Don't get paranoid. <g> There's a specific reason for this descrepancy.

> In your particular case, those statements are close together, initializing f
> and the comparison, so the compiler may be optimizing and comparing the same
> thing. It all depends on how the compiler optimizes. Even something like:
>
> double f = std::cos(x);
> double g = std::cos(x);
> std::cout << ( f == g ) << std::endl;
>
> may output 1 or 0, depending on compiler optimization.
>


It had better output 1, regardless of compiler optimizations.

> You just cant count on floating point equality, it may work sometimes, not
> others.
>


The not-so-subtle issue here is that the compiler is permitted to do
floating-point arithmetic at higher precision than the type requires. On
the x86 this means that floating-point math is done with 80-bit values,
while float is 32 bits and double is 64 bits. (The reason for allowing
this is speed: x86 80-bit floating-point math is much faster than 64-bit
math) When you store into a double, the stored value has to have the
right precision, though. So storing the result of cos in a double can
force truncation of a wider-than-double value. When comparing the stored
value to the original one, the compiler widens the original out to 80
bits, and the result is different from the original value. That's what's
happening in the original example.

Element position data:

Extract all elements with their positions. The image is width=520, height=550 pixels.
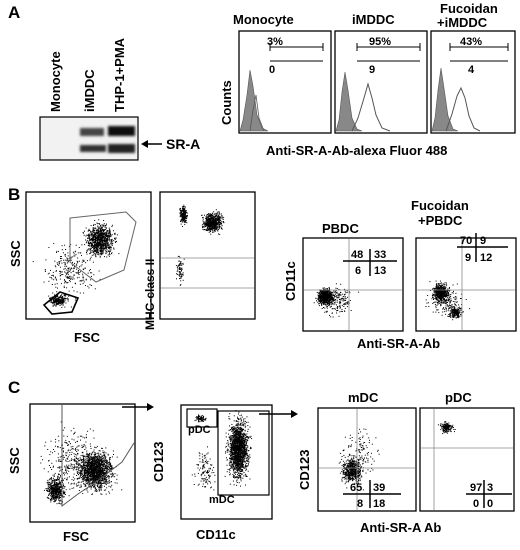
b-quad1-tr: 33 <box>374 249 386 261</box>
hist-title-monocyte: Monocyte <box>233 12 294 27</box>
b-quad2-tr: 9 <box>480 235 486 247</box>
hist-imddc-pct: 95% <box>369 36 391 48</box>
arrow-icon <box>141 140 162 148</box>
c-scatter2-ylabel: CD123 <box>151 442 166 482</box>
hist-title-imddc: iMDDC <box>352 12 395 27</box>
hist-title-fucoidan: Fucoidan <box>440 1 498 16</box>
quadrant-plot-fucoidan-pbdc <box>416 233 516 331</box>
b-quad1-title: PBDC <box>322 221 359 236</box>
panel-a-letter: A <box>8 3 20 22</box>
c-gate-mdc-label: mDC <box>209 494 235 506</box>
quadrant-plot-pdc <box>420 408 514 511</box>
c-quad1-bl: 8 <box>357 498 363 510</box>
hist-imddc-value: 9 <box>369 64 375 76</box>
panel-c-letter: C <box>8 378 20 397</box>
b-quad2-br: 12 <box>480 252 492 264</box>
c-quad2-bl: 0 <box>473 498 479 510</box>
b-quad-ylabel: CD11c <box>283 261 298 301</box>
c-scatter2-xlabel: CD11c <box>196 527 236 542</box>
blot-band-label: SR-A <box>166 136 200 152</box>
c-quad2-br: 0 <box>487 498 493 510</box>
b-scatter2-ylabel: MHC-class II <box>143 259 157 330</box>
c-quad2-title: pDC <box>445 390 472 405</box>
hist-fucoidan-value: 4 <box>468 64 475 76</box>
b-scatter1-ylabel: SSC <box>8 240 23 267</box>
c-quad2-tr: 3 <box>487 482 493 494</box>
b-quad2-tl: 70 <box>460 235 472 247</box>
c-quad1-br: 18 <box>373 498 385 510</box>
scatter-plot-c-fsc-ssc <box>30 404 135 522</box>
hist-monocyte-value: 0 <box>269 64 275 76</box>
b-quad2-bl: 9 <box>465 252 471 264</box>
blot-lane-thp1: THP-1+PMA <box>112 37 127 112</box>
c-quad1-tr: 39 <box>373 482 385 494</box>
b-scatter1-xlabel: FSC <box>74 330 101 345</box>
c-scatter1-ylabel: SSC <box>7 447 22 474</box>
c-quad-xlabel: Anti-SR-A Ab <box>360 520 441 535</box>
hist-ylabel: Counts <box>219 80 234 125</box>
b-quad2-title-line2: +PBDC <box>418 213 463 228</box>
b-quad-xlabel: Anti-SR-A-Ab <box>357 336 440 351</box>
hist-xlabel: Anti-SR-A-Ab-alexa Fluor 488 <box>266 143 447 158</box>
c-quad1-tl: 65 <box>350 482 362 494</box>
b-quad1-bl: 6 <box>355 265 361 277</box>
quadrant-plot-mdc <box>318 408 416 511</box>
western-blot-image <box>40 117 138 160</box>
panel-b-letter: B <box>8 185 20 204</box>
c-scatter1-xlabel: FSC <box>63 529 90 544</box>
c-gate-pdc-label: pDC <box>188 424 211 436</box>
histogram-plot-monocyte <box>239 31 331 133</box>
b-quad1-tl: 48 <box>351 249 363 261</box>
b-quad1-br: 13 <box>374 265 386 277</box>
hist-fucoidan-pct: 43% <box>460 36 482 48</box>
c-quad-ylabel: CD123 <box>297 450 312 490</box>
b-quad2-title-line1: Fucoidan <box>411 198 469 213</box>
hist-title-fucoidan-imddc: +iMDDC <box>437 15 488 30</box>
blot-lane-imddc: iMDDC <box>82 69 97 112</box>
c-quad2-tl: 97 <box>470 482 482 494</box>
scatter-plot-b-fsc-ssc <box>26 192 151 319</box>
scatter-plot-b-mhc <box>160 192 255 319</box>
c-quad1-title: mDC <box>348 390 379 405</box>
blot-lane-monocyte: Monocyte <box>48 51 63 112</box>
hist-monocyte-pct: 3% <box>267 36 283 48</box>
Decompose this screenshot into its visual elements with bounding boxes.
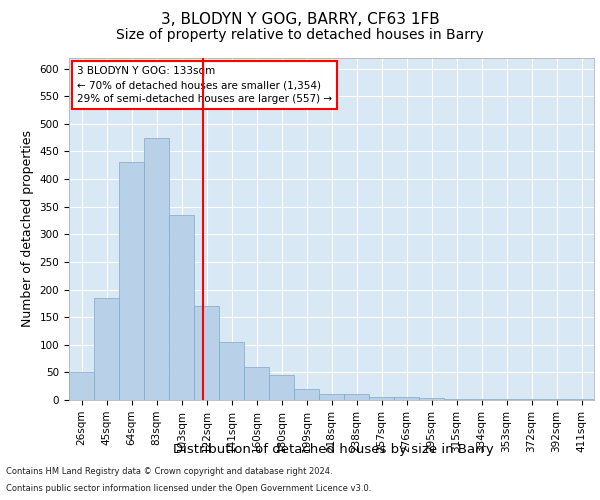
Bar — [344, 394, 369, 400]
Bar — [294, 389, 319, 400]
Bar — [444, 399, 469, 400]
Bar — [69, 372, 94, 400]
Bar — [319, 394, 344, 400]
Y-axis label: Number of detached properties: Number of detached properties — [21, 130, 34, 327]
Bar — [94, 298, 119, 400]
Bar — [219, 342, 244, 400]
Bar — [144, 138, 169, 400]
Bar — [394, 397, 419, 400]
Bar — [419, 398, 444, 400]
Text: Contains public sector information licensed under the Open Government Licence v3: Contains public sector information licen… — [6, 484, 371, 493]
Bar — [369, 397, 394, 400]
Bar — [269, 375, 294, 400]
Bar — [244, 367, 269, 400]
Bar — [119, 162, 144, 400]
Text: Size of property relative to detached houses in Barry: Size of property relative to detached ho… — [116, 28, 484, 42]
Bar — [169, 215, 194, 400]
Bar — [194, 306, 219, 400]
Text: 3 BLODYN Y GOG: 133sqm
← 70% of detached houses are smaller (1,354)
29% of semi-: 3 BLODYN Y GOG: 133sqm ← 70% of detached… — [77, 66, 332, 104]
Text: 3, BLODYN Y GOG, BARRY, CF63 1FB: 3, BLODYN Y GOG, BARRY, CF63 1FB — [161, 12, 439, 28]
Text: Distribution of detached houses by size in Barry: Distribution of detached houses by size … — [173, 442, 493, 456]
Text: Contains HM Land Registry data © Crown copyright and database right 2024.: Contains HM Land Registry data © Crown c… — [6, 468, 332, 476]
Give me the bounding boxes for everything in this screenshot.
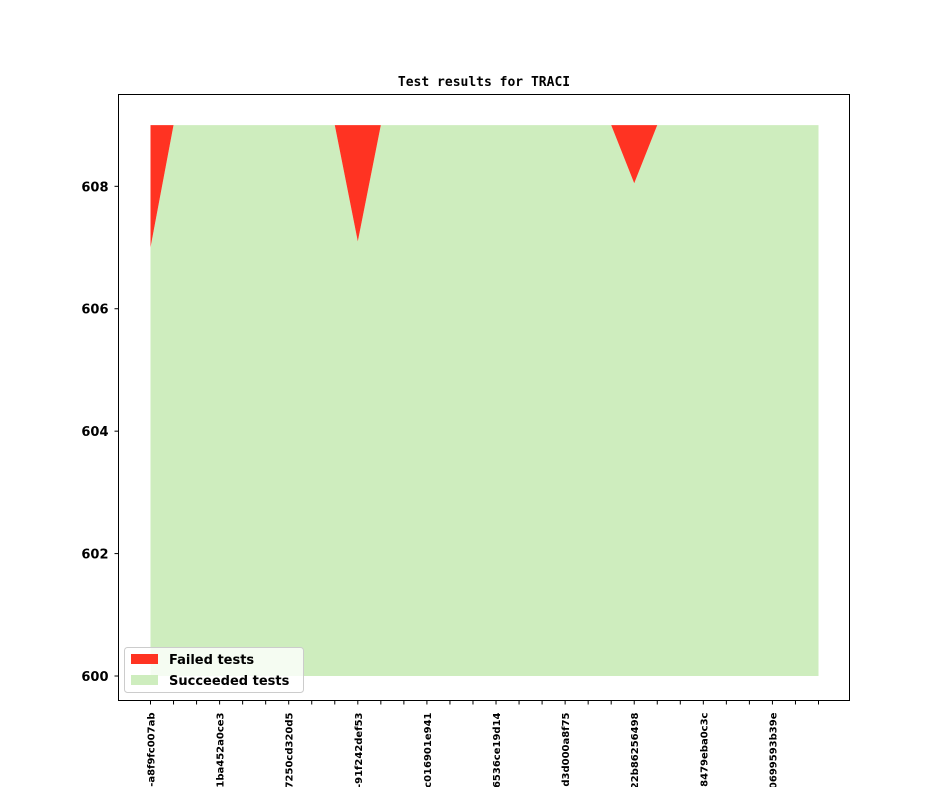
- y-tick-label: 606: [81, 303, 108, 318]
- y-tick-label: 600: [81, 670, 108, 685]
- legend-swatch-failed: [131, 654, 158, 664]
- x-tick-label: -1ba452a0ce3: [216, 712, 227, 787]
- x-tick-label: 7250cd320d5: [285, 712, 296, 787]
- legend-label-failed: Failed tests: [169, 653, 254, 668]
- legend-box: [124, 647, 304, 693]
- x-tick-label: 6536ce19d14: [492, 712, 503, 787]
- x-tick-label: c016901e941: [423, 712, 434, 787]
- y-axis: 600 602 604 606 608: [81, 180, 119, 685]
- x-tick-label: d3d000a8f75: [561, 712, 572, 786]
- x-tick-label: 0699593b39e: [768, 712, 779, 787]
- x-tick-label: -a8f9fc007ab: [147, 713, 158, 787]
- legend: Failed tests Succeeded tests: [124, 647, 304, 693]
- area-series: [150, 125, 819, 677]
- x-tick-label: -91f242def53: [354, 712, 365, 787]
- legend-label-succeeded: Succeeded tests: [169, 674, 290, 689]
- area-succeeded-tests: [150, 125, 819, 677]
- y-tick-label: 608: [81, 180, 108, 195]
- x-axis: -a8f9fc007ab -1ba452a0ce3 7250cd320d5 -91f2…: [147, 700, 819, 787]
- legend-swatch-succeeded: [131, 675, 158, 685]
- y-tick-label: 602: [81, 548, 108, 563]
- plot-frame: [118, 94, 850, 701]
- x-tick-label: 22b86256498: [630, 712, 641, 787]
- chart-title: Test results for TRACI: [398, 75, 570, 90]
- y-tick-label: 604: [81, 425, 108, 440]
- x-tick-label: -8479eba0c3c: [699, 712, 710, 787]
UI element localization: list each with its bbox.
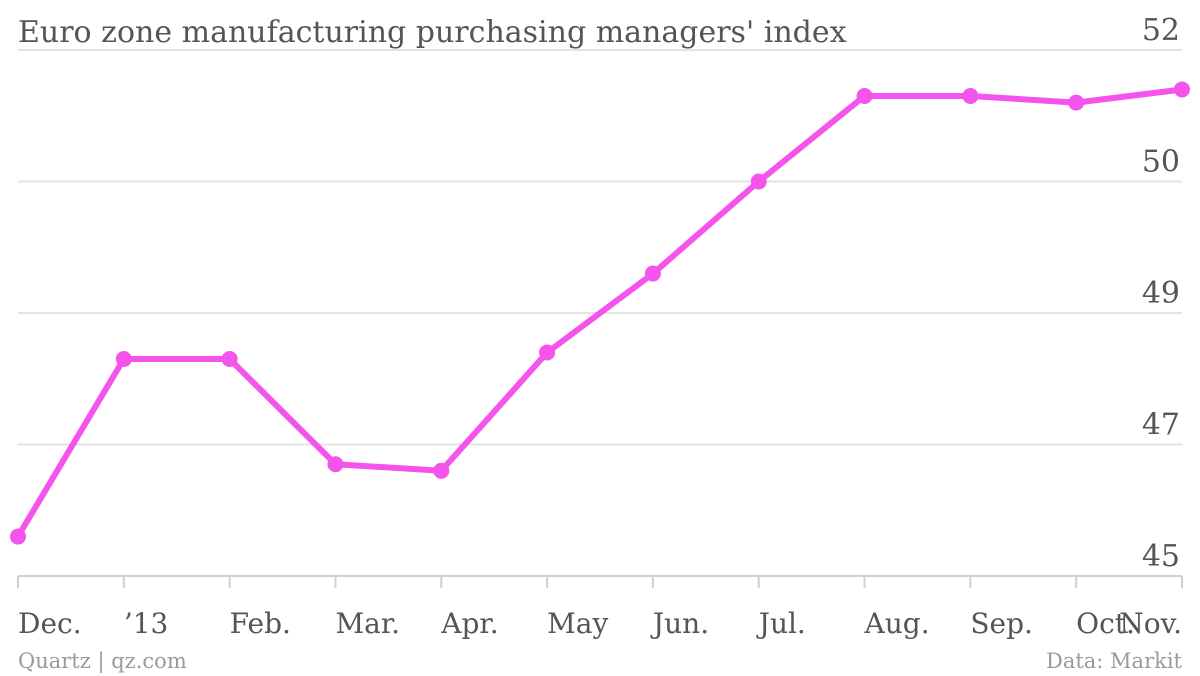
source-credit: Quartz | qz.com xyxy=(18,649,187,674)
x-tick-label: Aug. xyxy=(864,607,930,640)
data-point xyxy=(539,344,556,361)
y-tick-label: 47 xyxy=(1142,408,1180,443)
data-point xyxy=(221,351,238,368)
x-tick-label: Apr. xyxy=(440,607,498,640)
y-tick-label: 45 xyxy=(1142,539,1180,574)
x-tick-label: Oct. xyxy=(1076,607,1135,640)
x-tick-label: Jun. xyxy=(650,607,709,640)
chart-title: Euro zone manufacturing purchasing manag… xyxy=(18,15,847,50)
x-tick-label: Sep. xyxy=(970,607,1033,640)
data-point xyxy=(1068,94,1085,111)
data-point xyxy=(433,462,450,479)
series-line xyxy=(15,86,1185,540)
y-axis-ticks: 45 47 49 50 52 xyxy=(1142,13,1180,574)
data-point xyxy=(115,351,132,368)
x-axis-ticks: Dec. ’13 Feb. Mar. Apr. May Jun. Jul. Aug. Sep. Oc… xyxy=(17,576,1183,640)
x-tick-label: Mar. xyxy=(335,607,400,640)
data-source: Data: Markit xyxy=(1046,649,1183,673)
data-points xyxy=(10,81,1190,545)
data-point xyxy=(327,456,344,473)
data-point xyxy=(962,88,979,105)
data-point xyxy=(1174,81,1190,98)
x-tick-label: ’13 xyxy=(124,607,169,640)
x-tick-label: Jul. xyxy=(756,607,806,640)
data-point xyxy=(856,88,873,105)
y-tick-label: 52 xyxy=(1142,13,1180,48)
x-tick-label: Feb. xyxy=(230,607,291,640)
series-line-layer xyxy=(15,86,1185,540)
data-point xyxy=(750,173,767,190)
y-tick-label: 50 xyxy=(1142,145,1180,180)
data-point xyxy=(10,528,26,545)
x-tick-label: Nov. xyxy=(1119,607,1182,640)
x-tick-label: Dec. xyxy=(18,607,82,640)
x-tick-label: May xyxy=(547,607,608,640)
y-tick-label: 49 xyxy=(1142,276,1180,311)
data-point xyxy=(644,265,661,282)
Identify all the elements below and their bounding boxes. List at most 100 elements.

• **To be done**
1. Duplicate the passage of the floating-point post that begins with the words containing "The not-so-subtle issue" and ends with "the original example.".
2. List every bit width that the floating-point post mentions.
Rely only on the text itself.

• **Responses**
1.
The not-so-subtle issue here is that the compiler is permitted to do
floating-point arithmetic at higher precision than the type requires. On
the x86 this means that floating-point math is done with 80-bit values,
while float is 32 bits and double is 64 bits. (The reason for allowing
this is speed: x86 80-bit floating-point math is much faster than 64-bit
math) When you store into a double, the stored value has to have the
right precision, though. So storing the result of cos in a double can
force truncation of a wider-than-double value. When comparing the stored
value to the original one, the compiler widens the original out to 80
bits, and the result is different from the original value. That's what's
happening in the original example.

2. 80 bits, 32 bits, 64 bits